(WORK REQUIRED):
Only the number is needed: how many lines contain the word "médical"?

(INPUT FOR THIS TASK):
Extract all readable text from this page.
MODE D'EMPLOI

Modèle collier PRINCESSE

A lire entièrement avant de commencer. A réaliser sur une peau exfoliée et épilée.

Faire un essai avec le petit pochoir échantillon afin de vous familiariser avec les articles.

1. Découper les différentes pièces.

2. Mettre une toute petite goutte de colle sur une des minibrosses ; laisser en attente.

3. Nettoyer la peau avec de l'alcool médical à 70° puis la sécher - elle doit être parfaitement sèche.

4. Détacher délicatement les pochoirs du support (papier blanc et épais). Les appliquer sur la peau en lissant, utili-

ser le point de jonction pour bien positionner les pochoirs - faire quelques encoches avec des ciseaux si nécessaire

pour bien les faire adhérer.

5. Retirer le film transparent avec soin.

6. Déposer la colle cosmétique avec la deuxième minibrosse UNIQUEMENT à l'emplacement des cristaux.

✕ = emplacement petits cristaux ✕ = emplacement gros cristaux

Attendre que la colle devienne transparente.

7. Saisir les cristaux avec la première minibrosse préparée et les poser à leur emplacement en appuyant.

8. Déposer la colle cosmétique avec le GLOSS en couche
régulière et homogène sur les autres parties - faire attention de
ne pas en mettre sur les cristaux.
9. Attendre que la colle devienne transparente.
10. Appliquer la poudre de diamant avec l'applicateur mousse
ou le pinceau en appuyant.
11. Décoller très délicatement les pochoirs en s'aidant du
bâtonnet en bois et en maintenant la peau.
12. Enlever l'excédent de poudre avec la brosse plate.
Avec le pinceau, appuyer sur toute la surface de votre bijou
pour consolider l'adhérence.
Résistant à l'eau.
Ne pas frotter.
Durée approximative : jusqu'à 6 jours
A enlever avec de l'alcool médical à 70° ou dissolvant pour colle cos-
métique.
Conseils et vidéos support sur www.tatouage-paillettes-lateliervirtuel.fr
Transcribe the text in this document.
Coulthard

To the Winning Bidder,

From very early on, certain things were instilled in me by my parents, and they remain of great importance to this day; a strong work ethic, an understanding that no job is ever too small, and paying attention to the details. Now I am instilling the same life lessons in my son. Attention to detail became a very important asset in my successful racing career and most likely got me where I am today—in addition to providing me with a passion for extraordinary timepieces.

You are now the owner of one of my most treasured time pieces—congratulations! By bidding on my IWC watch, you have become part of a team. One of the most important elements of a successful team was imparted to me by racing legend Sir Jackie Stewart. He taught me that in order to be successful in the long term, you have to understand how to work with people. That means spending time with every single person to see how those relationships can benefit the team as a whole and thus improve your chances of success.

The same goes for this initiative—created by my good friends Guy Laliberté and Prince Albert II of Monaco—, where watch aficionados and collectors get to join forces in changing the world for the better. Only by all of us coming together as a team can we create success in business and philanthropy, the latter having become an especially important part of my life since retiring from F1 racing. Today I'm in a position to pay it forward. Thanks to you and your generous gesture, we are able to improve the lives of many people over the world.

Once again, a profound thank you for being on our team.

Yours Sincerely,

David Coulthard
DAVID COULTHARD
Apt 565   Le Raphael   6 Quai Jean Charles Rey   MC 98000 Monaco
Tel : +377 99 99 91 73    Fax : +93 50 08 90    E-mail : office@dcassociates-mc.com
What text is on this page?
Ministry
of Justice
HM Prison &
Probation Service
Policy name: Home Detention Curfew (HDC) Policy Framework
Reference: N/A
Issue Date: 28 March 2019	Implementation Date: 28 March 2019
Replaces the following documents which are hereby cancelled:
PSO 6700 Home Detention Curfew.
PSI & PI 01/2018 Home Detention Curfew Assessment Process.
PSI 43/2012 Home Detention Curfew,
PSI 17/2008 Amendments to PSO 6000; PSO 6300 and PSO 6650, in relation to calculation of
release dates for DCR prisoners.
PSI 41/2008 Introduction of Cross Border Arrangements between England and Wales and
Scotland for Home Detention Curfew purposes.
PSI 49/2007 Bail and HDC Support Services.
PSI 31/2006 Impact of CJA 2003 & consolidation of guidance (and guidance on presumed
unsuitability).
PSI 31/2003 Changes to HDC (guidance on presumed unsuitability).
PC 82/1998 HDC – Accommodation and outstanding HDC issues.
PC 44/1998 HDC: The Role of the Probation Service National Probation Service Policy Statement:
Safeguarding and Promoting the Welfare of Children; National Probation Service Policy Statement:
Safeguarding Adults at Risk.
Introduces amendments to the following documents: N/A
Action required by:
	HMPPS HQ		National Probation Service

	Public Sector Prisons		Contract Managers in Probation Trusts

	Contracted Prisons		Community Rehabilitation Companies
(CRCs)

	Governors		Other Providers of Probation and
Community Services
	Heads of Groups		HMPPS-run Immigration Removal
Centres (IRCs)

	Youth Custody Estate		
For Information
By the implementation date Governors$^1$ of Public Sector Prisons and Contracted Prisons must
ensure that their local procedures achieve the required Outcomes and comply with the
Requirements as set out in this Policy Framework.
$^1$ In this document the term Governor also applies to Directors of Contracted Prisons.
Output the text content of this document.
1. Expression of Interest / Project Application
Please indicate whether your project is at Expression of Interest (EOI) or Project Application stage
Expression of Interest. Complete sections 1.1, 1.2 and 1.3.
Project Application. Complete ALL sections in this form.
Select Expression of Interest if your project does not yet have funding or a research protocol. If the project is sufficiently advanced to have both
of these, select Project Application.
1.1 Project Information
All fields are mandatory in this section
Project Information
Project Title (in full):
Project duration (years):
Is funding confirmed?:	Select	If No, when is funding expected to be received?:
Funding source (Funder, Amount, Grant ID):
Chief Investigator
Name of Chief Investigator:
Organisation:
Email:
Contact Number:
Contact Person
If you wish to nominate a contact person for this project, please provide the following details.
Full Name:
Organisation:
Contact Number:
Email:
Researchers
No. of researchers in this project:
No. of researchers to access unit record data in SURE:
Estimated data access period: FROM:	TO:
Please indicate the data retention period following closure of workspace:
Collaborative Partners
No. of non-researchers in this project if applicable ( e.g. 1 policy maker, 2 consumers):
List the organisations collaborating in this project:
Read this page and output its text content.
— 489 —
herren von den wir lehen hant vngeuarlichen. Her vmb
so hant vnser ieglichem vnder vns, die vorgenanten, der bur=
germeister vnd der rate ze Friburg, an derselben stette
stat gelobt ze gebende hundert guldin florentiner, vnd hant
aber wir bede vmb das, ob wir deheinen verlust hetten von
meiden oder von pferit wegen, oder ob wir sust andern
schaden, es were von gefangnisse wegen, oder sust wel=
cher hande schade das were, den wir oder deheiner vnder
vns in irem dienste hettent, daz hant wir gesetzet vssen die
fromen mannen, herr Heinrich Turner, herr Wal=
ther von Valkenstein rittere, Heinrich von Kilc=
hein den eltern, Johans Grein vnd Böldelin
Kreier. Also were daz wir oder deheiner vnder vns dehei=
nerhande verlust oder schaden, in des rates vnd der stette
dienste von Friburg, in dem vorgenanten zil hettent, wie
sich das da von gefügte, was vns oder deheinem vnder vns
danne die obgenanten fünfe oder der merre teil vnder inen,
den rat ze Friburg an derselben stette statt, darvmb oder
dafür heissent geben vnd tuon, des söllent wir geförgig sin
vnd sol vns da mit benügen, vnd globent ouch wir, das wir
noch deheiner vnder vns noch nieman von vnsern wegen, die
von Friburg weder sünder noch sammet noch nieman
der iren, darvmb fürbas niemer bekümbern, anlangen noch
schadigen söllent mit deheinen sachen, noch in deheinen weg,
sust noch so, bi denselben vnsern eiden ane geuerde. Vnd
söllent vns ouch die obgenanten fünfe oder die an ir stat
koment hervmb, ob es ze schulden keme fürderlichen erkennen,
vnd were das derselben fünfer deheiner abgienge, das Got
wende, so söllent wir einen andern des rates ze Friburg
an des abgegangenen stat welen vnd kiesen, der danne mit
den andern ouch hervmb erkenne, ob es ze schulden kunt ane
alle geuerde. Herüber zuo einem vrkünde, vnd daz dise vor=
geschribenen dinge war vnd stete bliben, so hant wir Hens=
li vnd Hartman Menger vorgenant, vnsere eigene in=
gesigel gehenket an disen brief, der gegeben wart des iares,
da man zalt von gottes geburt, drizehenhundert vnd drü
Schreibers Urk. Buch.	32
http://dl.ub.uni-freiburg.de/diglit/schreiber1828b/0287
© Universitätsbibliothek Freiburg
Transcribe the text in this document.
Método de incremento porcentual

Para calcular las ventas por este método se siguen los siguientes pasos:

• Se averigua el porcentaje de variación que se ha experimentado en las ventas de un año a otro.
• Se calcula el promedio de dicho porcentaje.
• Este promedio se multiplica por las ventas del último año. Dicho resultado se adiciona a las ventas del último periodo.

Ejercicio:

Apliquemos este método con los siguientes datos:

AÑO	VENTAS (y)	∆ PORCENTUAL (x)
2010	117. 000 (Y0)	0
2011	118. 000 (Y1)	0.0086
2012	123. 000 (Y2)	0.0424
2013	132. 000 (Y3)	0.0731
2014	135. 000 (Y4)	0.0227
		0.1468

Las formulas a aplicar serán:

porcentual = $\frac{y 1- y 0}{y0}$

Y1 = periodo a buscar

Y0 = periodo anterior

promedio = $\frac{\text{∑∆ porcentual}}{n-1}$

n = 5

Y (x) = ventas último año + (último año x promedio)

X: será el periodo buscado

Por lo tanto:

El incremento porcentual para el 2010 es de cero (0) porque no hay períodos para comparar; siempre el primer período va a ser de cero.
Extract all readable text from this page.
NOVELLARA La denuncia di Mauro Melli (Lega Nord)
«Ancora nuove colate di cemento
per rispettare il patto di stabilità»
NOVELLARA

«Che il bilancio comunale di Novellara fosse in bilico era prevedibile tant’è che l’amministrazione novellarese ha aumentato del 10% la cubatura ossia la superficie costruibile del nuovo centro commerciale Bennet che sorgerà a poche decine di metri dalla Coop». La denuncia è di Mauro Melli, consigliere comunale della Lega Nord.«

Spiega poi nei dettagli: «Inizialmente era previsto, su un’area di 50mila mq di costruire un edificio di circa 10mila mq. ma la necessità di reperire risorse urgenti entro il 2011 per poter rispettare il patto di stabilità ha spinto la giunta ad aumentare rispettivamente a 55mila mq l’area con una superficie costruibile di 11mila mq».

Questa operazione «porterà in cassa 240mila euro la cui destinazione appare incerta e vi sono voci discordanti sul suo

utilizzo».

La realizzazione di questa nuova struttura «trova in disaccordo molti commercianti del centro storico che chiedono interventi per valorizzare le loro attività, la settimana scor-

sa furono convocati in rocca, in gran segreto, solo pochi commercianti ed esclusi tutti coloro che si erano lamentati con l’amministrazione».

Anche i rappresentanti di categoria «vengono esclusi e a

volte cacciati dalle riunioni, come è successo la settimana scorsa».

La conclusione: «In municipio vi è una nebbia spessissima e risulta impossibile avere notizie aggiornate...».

(TASK ANSWER):
2